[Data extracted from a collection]
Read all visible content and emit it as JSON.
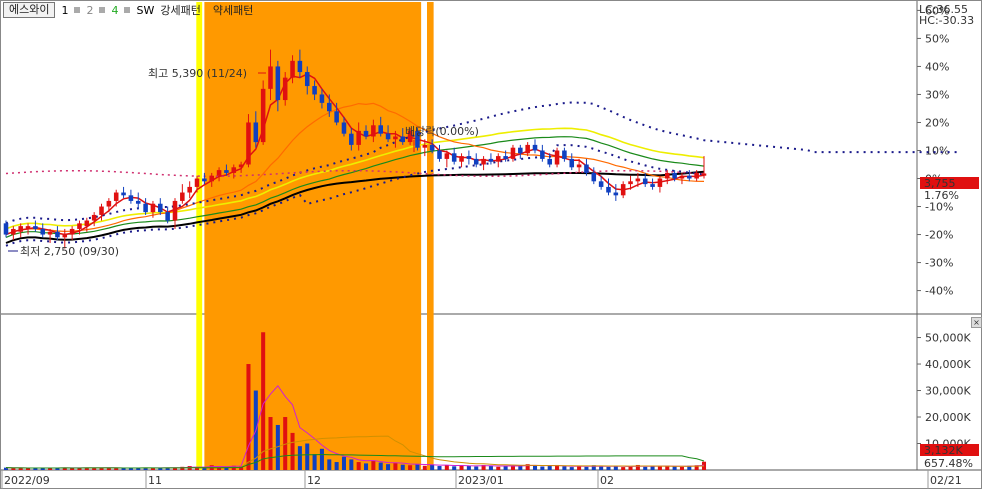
{
  "legend": {
    "name": "에스와이",
    "ma_labels": [
      "1",
      "2",
      "4"
    ],
    "sw": "SW",
    "strong": "강세패턴",
    "weak": "약세패턴",
    "ma_colors": [
      "#000000",
      "#888888",
      "#22aa22"
    ]
  },
  "right": {
    "lc": "LC:36.55",
    "hc": "HC:-30.33",
    "price": "3,755",
    "pct": "1.76%",
    "vol_current": "3,132K",
    "vol_pct": "657.48%"
  },
  "annotations": {
    "high": "최고 5,390 (11/24)",
    "low": "최저 2,750 (09/30)",
    "dividend": "배당락(0.00%)"
  },
  "close_icon": "close-icon",
  "chart_data": [
    {
      "type": "candlestick",
      "title": "",
      "yaxis_ticks": [
        "60%",
        "50%",
        "40%",
        "30%",
        "20%",
        "10%",
        "0%",
        "-10%",
        "-20%",
        "-30%",
        "-40%"
      ],
      "yticks": [
        60,
        50,
        40,
        30,
        20,
        10,
        0,
        -10,
        -20,
        -30,
        -40
      ],
      "xaxis_ticks": [
        "2022/09",
        "11",
        "12",
        "2023/01",
        "02",
        "02/21"
      ],
      "base_price": 3690,
      "shaded_regions": [
        {
          "type": "weak",
          "color": "#ffff00"
        },
        {
          "type": "strong",
          "color": "#ff9900"
        },
        {
          "type": "strong",
          "color": "#ff9900"
        }
      ],
      "candles": [
        {
          "o": -16,
          "h": -15,
          "l": -21,
          "c": -20
        },
        {
          "o": -20,
          "h": -17,
          "l": -22,
          "c": -18
        },
        {
          "o": -19,
          "h": -16,
          "l": -21,
          "c": -17
        },
        {
          "o": -18,
          "h": -16,
          "l": -20,
          "c": -17
        },
        {
          "o": -17,
          "h": -15,
          "l": -19,
          "c": -18
        },
        {
          "o": -18,
          "h": -16,
          "l": -21,
          "c": -20
        },
        {
          "o": -20,
          "h": -18,
          "l": -23,
          "c": -19
        },
        {
          "o": -19,
          "h": -17,
          "l": -22,
          "c": -21
        },
        {
          "o": -21,
          "h": -18,
          "l": -25,
          "c": -20
        },
        {
          "o": -20,
          "h": -17,
          "l": -22,
          "c": -18
        },
        {
          "o": -18,
          "h": -15,
          "l": -20,
          "c": -16
        },
        {
          "o": -17,
          "h": -14,
          "l": -19,
          "c": -15
        },
        {
          "o": -15,
          "h": -12,
          "l": -17,
          "c": -13
        },
        {
          "o": -13,
          "h": -9,
          "l": -15,
          "c": -10
        },
        {
          "o": -10,
          "h": -7,
          "l": -12,
          "c": -8
        },
        {
          "o": -8,
          "h": -4,
          "l": -10,
          "c": -5
        },
        {
          "o": -5,
          "h": -3,
          "l": -7,
          "c": -6
        },
        {
          "o": -6,
          "h": -4,
          "l": -9,
          "c": -8
        },
        {
          "o": -8,
          "h": -5,
          "l": -11,
          "c": -9
        },
        {
          "o": -9,
          "h": -7,
          "l": -13,
          "c": -12
        },
        {
          "o": -12,
          "h": -8,
          "l": -14,
          "c": -9
        },
        {
          "o": -9,
          "h": -7,
          "l": -13,
          "c": -12
        },
        {
          "o": -12,
          "h": -10,
          "l": -16,
          "c": -15
        },
        {
          "o": -15,
          "h": -7,
          "l": -18,
          "c": -8
        },
        {
          "o": -8,
          "h": -2,
          "l": -9,
          "c": -5
        },
        {
          "o": -5,
          "h": -1,
          "l": -7,
          "c": -3
        },
        {
          "o": -3,
          "h": 1,
          "l": -5,
          "c": 0
        },
        {
          "o": 0,
          "h": 2,
          "l": -2,
          "c": -1
        },
        {
          "o": -1,
          "h": 2,
          "l": -3,
          "c": 1
        },
        {
          "o": 1,
          "h": 4,
          "l": -1,
          "c": 3
        },
        {
          "o": 3,
          "h": 5,
          "l": 1,
          "c": 2
        },
        {
          "o": 2,
          "h": 5,
          "l": 0,
          "c": 4
        },
        {
          "o": 4,
          "h": 6,
          "l": 2,
          "c": 5
        },
        {
          "o": 5,
          "h": 23,
          "l": 4,
          "c": 20
        },
        {
          "o": 20,
          "h": 24,
          "l": 11,
          "c": 13
        },
        {
          "o": 13,
          "h": 35,
          "l": 12,
          "c": 32
        },
        {
          "o": 32,
          "h": 46,
          "l": 28,
          "c": 40
        },
        {
          "o": 40,
          "h": 42,
          "l": 24,
          "c": 28
        },
        {
          "o": 28,
          "h": 38,
          "l": 26,
          "c": 36
        },
        {
          "o": 36,
          "h": 44,
          "l": 34,
          "c": 42
        },
        {
          "o": 42,
          "h": 46,
          "l": 36,
          "c": 38
        },
        {
          "o": 38,
          "h": 40,
          "l": 30,
          "c": 33
        },
        {
          "o": 33,
          "h": 35,
          "l": 28,
          "c": 30
        },
        {
          "o": 30,
          "h": 32,
          "l": 25,
          "c": 27
        },
        {
          "o": 27,
          "h": 30,
          "l": 22,
          "c": 24
        },
        {
          "o": 24,
          "h": 27,
          "l": 19,
          "c": 20
        },
        {
          "o": 20,
          "h": 22,
          "l": 15,
          "c": 16
        },
        {
          "o": 16,
          "h": 18,
          "l": 10,
          "c": 12
        },
        {
          "o": 12,
          "h": 20,
          "l": 10,
          "c": 17
        },
        {
          "o": 17,
          "h": 19,
          "l": 14,
          "c": 15
        },
        {
          "o": 15,
          "h": 21,
          "l": 13,
          "c": 19
        },
        {
          "o": 19,
          "h": 22,
          "l": 15,
          "c": 16
        },
        {
          "o": 16,
          "h": 19,
          "l": 13,
          "c": 14
        },
        {
          "o": 14,
          "h": 17,
          "l": 11,
          "c": 15
        },
        {
          "o": 15,
          "h": 18,
          "l": 12,
          "c": 13
        },
        {
          "o": 13,
          "h": 18,
          "l": 12,
          "c": 17
        },
        {
          "o": 17,
          "h": 18,
          "l": 10,
          "c": 11
        },
        {
          "o": 11,
          "h": 14,
          "l": 8,
          "c": 12
        },
        {
          "o": 12,
          "h": 14,
          "l": 9,
          "c": 10
        },
        {
          "o": 10,
          "h": 12,
          "l": 6,
          "c": 7
        },
        {
          "o": 7,
          "h": 10,
          "l": 4,
          "c": 9
        },
        {
          "o": 9,
          "h": 11,
          "l": 5,
          "c": 6
        },
        {
          "o": 6,
          "h": 9,
          "l": 4,
          "c": 8
        },
        {
          "o": 8,
          "h": 10,
          "l": 5,
          "c": 7
        },
        {
          "o": 7,
          "h": 9,
          "l": 4,
          "c": 5
        },
        {
          "o": 5,
          "h": 8,
          "l": 3,
          "c": 7
        },
        {
          "o": 7,
          "h": 9,
          "l": 5,
          "c": 6
        },
        {
          "o": 6,
          "h": 9,
          "l": 4,
          "c": 8
        },
        {
          "o": 8,
          "h": 10,
          "l": 6,
          "c": 7
        },
        {
          "o": 7,
          "h": 12,
          "l": 6,
          "c": 11
        },
        {
          "o": 11,
          "h": 12,
          "l": 7,
          "c": 9
        },
        {
          "o": 9,
          "h": 13,
          "l": 8,
          "c": 12
        },
        {
          "o": 12,
          "h": 14,
          "l": 9,
          "c": 10
        },
        {
          "o": 10,
          "h": 12,
          "l": 6,
          "c": 7
        },
        {
          "o": 7,
          "h": 9,
          "l": 4,
          "c": 5
        },
        {
          "o": 5,
          "h": 11,
          "l": 4,
          "c": 10
        },
        {
          "o": 10,
          "h": 11,
          "l": 6,
          "c": 7
        },
        {
          "o": 7,
          "h": 9,
          "l": 3,
          "c": 4
        },
        {
          "o": 4,
          "h": 7,
          "l": 2,
          "c": 5
        },
        {
          "o": 5,
          "h": 7,
          "l": 1,
          "c": 2
        },
        {
          "o": 2,
          "h": 4,
          "l": -2,
          "c": -1
        },
        {
          "o": -1,
          "h": 1,
          "l": -4,
          "c": -3
        },
        {
          "o": -3,
          "h": 0,
          "l": -6,
          "c": -5
        },
        {
          "o": -5,
          "h": -2,
          "l": -8,
          "c": -6
        },
        {
          "o": -6,
          "h": -1,
          "l": -7,
          "c": -2
        },
        {
          "o": -2,
          "h": 1,
          "l": -4,
          "c": -1
        },
        {
          "o": -1,
          "h": 2,
          "l": -3,
          "c": 0
        },
        {
          "o": 0,
          "h": 2,
          "l": -3,
          "c": -2
        },
        {
          "o": -2,
          "h": 0,
          "l": -4,
          "c": -3
        },
        {
          "o": -3,
          "h": 1,
          "l": -5,
          "c": 0
        },
        {
          "o": 0,
          "h": 3,
          "l": -2,
          "c": 2
        },
        {
          "o": 2,
          "h": 3,
          "l": -1,
          "c": 0
        },
        {
          "o": 0,
          "h": 2,
          "l": -2,
          "c": 1
        },
        {
          "o": 1,
          "h": 3,
          "l": -1,
          "c": 0
        },
        {
          "o": 0,
          "h": 3,
          "l": -1,
          "c": 2
        },
        {
          "o": 1,
          "h": 8,
          "l": 0,
          "c": 1.8
        }
      ],
      "volume": {
        "yaxis_ticks": [
          "50,000K",
          "40,000K",
          "30,000K",
          "20,000K",
          "10,000K"
        ],
        "yticks": [
          50000,
          40000,
          30000,
          20000,
          10000
        ],
        "values": [
          900,
          700,
          800,
          600,
          700,
          900,
          800,
          700,
          900,
          700,
          800,
          900,
          700,
          800,
          900,
          700,
          600,
          800,
          700,
          900,
          800,
          700,
          900,
          800,
          1200,
          1500,
          1100,
          900,
          1800,
          1400,
          1200,
          1600,
          1300,
          40000,
          30000,
          52000,
          20000,
          17000,
          20000,
          14000,
          9000,
          10000,
          6000,
          8000,
          4000,
          3000,
          5000,
          4000,
          3000,
          2500,
          3500,
          2800,
          2200,
          2600,
          2000,
          1800,
          2300,
          1600,
          2100,
          1500,
          1800,
          1400,
          1700,
          1600,
          1300,
          1900,
          1500,
          1200,
          1700,
          1400,
          1800,
          2200,
          1600,
          1300,
          1500,
          1900,
          1400,
          1100,
          1500,
          1200,
          1800,
          1300,
          1200,
          1600,
          1100,
          1400,
          1900,
          1200,
          1500,
          1300,
          1700,
          1400,
          1200,
          1600,
          1800,
          3132
        ],
        "ylim": [
          0,
          57000
        ]
      }
    }
  ]
}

▶ _Work to do_
Using the entries above, find all lines with "type". Copy them.

▶ _Final answer_
      "type": "candlestick",
          "type": "weak",
          "type": "strong",
          "type": "strong",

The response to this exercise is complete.